What needs to be done: Scan the entries and tally the lines that include the string "אורח". Reply with the figure alone.

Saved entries
******************************

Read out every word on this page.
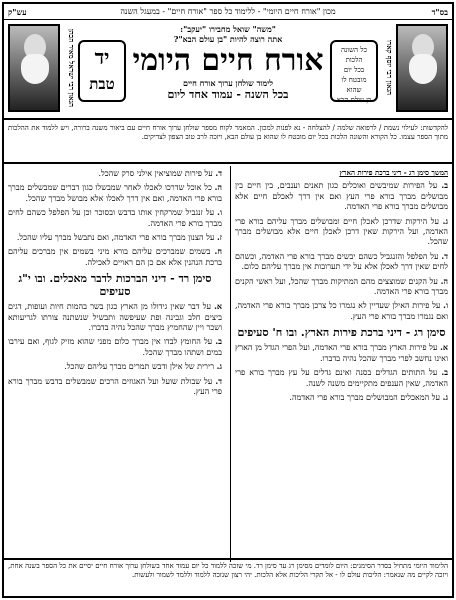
בס"ד
מכון "אורח חיים היומי" - ללימוד כל ספר "אורח חיים" - במעגל השנה
עש"ק
הגאון רבי יוסף קארו
כל השונה
הלכות
בכל יום
מובטח לו
שהוא
בן עולם הבא
"משה" שואל מחבירו "יעקב":
אתה רוצה להיות "בן עולם הבא"?
אורח חיים היומי
לימוד שולחן ערוך אורח חיים
בכל השנה - עמוד אחד ליום
יד
טבת
הגאון רבי ישראל מאיר הכהן
להקדשות: לעילוי נשמת / לרפואה שלמה / להצלחה - נא לפנות למכון. המאמר לקוח מספר שולחן ערוך אורח חיים עם ביאור משנה ברורה, ויש ללמוד את ההלכות מתוך הספר עצמו. כל הקורא והשונה הלכות בכל יום מובטח לו שהוא בן עולם הבא, ויזכה לרב טוב הצפון לצדיקים.
המשך סימן רג - דיני ברכת פירות הארץ
ב. על הפירות שמיבשים ואוכלים כגון תאנים וענבים, בין חיים בין מבושלים מברך בורא פרי העץ ואם אין דרך לאכלם חיים אלא מבושלים מברך בורא פרי האדמה.
ג. על הירקות שדרכן לאכלן חיים ומבושלים מברך עליהם בורא פרי האדמה, ועל הירקות שאין דרכן לאכלן חיים אלא מבושלים מברך שהכל.
ד. על הפלפל והזנגביל כשהם יבשים מברך בורא פרי האדמה, וכשהם לחים שאין דרך לאכלן אלא על ידי תערובות אין מברך עליהם כלום.
ה. על הקנים שמוצצים מהם המתיקות מברך שהכל, ועל ראשי הקנים מברך בורא פרי האדמה.
ו. על פירות האילן שעדיין לא נגמרו כל צרכן מברך בורא פרי האדמה, ואם נגמרו מברך בורא פרי העץ.
סימן רג - דיני ברכת פירות הארץ. ובו ח' סעיפים
א. על פירות הארץ מברך בורא פרי האדמה, ועל הפרי הגדל מן הארץ ואינו נחשב לפרי מברך שהכל נהיה בדברו.
ב. על התותים הגדלים בסנה ואינם גדלים על עץ מברך בורא פרי האדמה, שאין הענפים מתקיימים משנה לשנה.
ג. על המאכלים המבושלים מברך בורא פרי האדמה.
ד. על פירות שמוציאין אילני סרק שהכל.
ה. כל אוכל שדרכו לאכלו לאחר שמבשלו כגון דברים שמבשלים מברך בורא פרי האדמה, ואם אין דרך לאכלו אלא מבושל מברך שהכל.
ו. על זנגביל שמרקחין אותו בדבש ובסוכר וכן על הפלפל כשהם לחים מברך בורא פרי האדמה.
ז. על הצנון מברך בורא פרי האדמה, ואם נתבשל מברך עליו שהכל.
ח. בשמים שמברכים עליהם בורא מיני בשמים אין מברכים עליהם ברכת הנהנין אלא אם כן הם ראויים לאכילה.
סימן רד - דיני הברכות לדבר מאכלים. ובו י"ג סעיפים
א. על דבר שאין גידולו מן הארץ כגון בשר בהמות חיות ועופות, דגים ביצים חלב וגבינה ופת שעיפשה ותבשיל שנשתנה צורתו לגריעותא ושכר ויין שהחמיץ מברך שהכל נהיה בדברו.
ב. על החומץ לבדו אין מברך כלום מפני שהוא מזיק לגוף, ואם עירבו במים ושתהו מברך שהכל.
ג. רירית של אילן ודבש תמרים מברך עליהם שהכל.
ד. על שבולת שועל ועל האגוזים הרכים שמבשלים בדבש מברך בורא פרי העץ.
הלימוד היומי מתחיל בסדר הסימנים: היום לומדים מסימן רג עד סימן רד. מי שזכה ללמוד כל יום עמוד אחד בשולחן ערוך אורח חיים יסיים את כל הספר בשנה אחת, ויזכה לקיים מה שנאמר: הליכות עולם לו - אל תקרי הליכות אלא הלכות. יהי רצון שנזכה ללמוד וללמד לשמור ולעשות.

******************************

Completed exercise: 5